WRITTEN PROBLEM
Transcribe the records word for word, from their first line through the line that contains "x-tick-label: 20 <box>802 869 816 883</box>", with both of those lines included.

(Stored data entries)

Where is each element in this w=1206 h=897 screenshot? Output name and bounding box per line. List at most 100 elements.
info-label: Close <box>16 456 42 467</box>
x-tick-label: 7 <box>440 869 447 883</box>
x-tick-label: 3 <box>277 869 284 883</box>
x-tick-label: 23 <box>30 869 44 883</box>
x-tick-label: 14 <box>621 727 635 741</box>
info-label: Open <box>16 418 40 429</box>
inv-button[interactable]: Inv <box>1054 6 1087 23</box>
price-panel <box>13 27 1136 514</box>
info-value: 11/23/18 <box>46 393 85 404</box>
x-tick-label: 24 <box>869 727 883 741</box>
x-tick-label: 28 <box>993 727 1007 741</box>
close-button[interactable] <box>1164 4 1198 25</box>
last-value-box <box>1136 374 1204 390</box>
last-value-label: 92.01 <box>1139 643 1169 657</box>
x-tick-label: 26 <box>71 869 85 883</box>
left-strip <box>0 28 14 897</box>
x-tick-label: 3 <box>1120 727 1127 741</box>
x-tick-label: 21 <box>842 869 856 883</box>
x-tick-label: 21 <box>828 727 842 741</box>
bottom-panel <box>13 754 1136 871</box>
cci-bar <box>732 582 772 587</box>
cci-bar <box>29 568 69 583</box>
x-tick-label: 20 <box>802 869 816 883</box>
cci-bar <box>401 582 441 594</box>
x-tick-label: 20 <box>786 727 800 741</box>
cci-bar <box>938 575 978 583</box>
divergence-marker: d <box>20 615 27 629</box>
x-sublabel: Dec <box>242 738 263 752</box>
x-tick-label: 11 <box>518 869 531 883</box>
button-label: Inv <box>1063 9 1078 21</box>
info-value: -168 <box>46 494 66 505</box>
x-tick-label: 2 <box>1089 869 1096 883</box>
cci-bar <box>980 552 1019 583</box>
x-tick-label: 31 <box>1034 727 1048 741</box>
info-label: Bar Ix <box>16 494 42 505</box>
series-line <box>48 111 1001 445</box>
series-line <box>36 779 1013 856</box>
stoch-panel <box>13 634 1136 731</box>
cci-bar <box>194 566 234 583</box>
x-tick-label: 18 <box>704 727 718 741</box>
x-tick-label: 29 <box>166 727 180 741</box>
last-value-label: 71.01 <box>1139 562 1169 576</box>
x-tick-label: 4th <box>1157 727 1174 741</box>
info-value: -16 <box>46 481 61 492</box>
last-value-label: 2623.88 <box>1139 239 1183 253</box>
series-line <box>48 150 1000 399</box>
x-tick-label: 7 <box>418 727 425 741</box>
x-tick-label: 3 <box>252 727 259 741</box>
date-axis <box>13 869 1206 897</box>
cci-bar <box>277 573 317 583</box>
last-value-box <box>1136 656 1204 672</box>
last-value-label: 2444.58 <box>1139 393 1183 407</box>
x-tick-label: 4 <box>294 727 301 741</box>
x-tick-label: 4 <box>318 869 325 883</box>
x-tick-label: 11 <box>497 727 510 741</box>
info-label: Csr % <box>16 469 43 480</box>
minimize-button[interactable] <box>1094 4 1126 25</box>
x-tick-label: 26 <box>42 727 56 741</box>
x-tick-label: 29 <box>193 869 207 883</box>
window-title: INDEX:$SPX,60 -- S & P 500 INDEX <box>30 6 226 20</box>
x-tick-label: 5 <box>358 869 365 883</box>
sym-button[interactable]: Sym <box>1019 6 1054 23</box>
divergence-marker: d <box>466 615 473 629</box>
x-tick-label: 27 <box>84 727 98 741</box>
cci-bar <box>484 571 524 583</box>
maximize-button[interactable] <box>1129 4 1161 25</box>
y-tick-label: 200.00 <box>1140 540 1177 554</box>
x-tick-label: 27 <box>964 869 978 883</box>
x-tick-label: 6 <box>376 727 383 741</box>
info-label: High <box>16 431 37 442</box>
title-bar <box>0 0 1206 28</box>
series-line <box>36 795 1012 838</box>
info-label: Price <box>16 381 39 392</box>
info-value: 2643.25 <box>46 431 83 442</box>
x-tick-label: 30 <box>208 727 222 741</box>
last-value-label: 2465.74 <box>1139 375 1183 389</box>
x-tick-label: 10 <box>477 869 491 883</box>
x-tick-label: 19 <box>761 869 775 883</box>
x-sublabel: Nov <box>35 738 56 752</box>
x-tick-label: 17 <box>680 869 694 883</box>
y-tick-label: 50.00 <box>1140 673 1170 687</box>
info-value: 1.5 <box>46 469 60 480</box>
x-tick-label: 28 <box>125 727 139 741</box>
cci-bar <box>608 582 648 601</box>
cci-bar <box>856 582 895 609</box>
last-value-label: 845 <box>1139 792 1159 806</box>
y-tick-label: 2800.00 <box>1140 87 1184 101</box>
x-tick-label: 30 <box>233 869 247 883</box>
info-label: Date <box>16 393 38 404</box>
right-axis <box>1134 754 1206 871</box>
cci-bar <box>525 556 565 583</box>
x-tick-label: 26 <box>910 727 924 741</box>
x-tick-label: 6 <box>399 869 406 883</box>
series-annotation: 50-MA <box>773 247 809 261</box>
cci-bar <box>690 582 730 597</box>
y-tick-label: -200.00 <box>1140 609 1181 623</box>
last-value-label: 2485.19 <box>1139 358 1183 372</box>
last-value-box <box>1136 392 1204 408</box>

ANSWER TO THE TASK
Where is each element in this w=1206 h=897 screenshot? Output name and bounding box per line. List at most 100 elements.
info-label: Close <box>16 456 42 467</box>
x-tick-label: 7 <box>440 869 447 883</box>
x-tick-label: 3 <box>277 869 284 883</box>
x-tick-label: 23 <box>30 869 44 883</box>
x-tick-label: 14 <box>621 727 635 741</box>
info-label: Open <box>16 418 40 429</box>
inv-button[interactable]: Inv <box>1054 6 1087 23</box>
price-panel <box>13 27 1136 514</box>
info-value: 11/23/18 <box>46 393 85 404</box>
x-tick-label: 24 <box>869 727 883 741</box>
x-tick-label: 28 <box>993 727 1007 741</box>
close-button[interactable] <box>1164 4 1198 25</box>
last-value-box <box>1136 374 1204 390</box>
last-value-label: 92.01 <box>1139 643 1169 657</box>
x-tick-label: 26 <box>71 869 85 883</box>
left-strip <box>0 28 14 897</box>
x-tick-label: 3 <box>1120 727 1127 741</box>
x-tick-label: 21 <box>842 869 856 883</box>
x-tick-label: 21 <box>828 727 842 741</box>
bottom-panel <box>13 754 1136 871</box>
cci-bar <box>732 582 772 587</box>
cci-bar <box>29 568 69 583</box>
x-tick-label: 20 <box>802 869 816 883</box>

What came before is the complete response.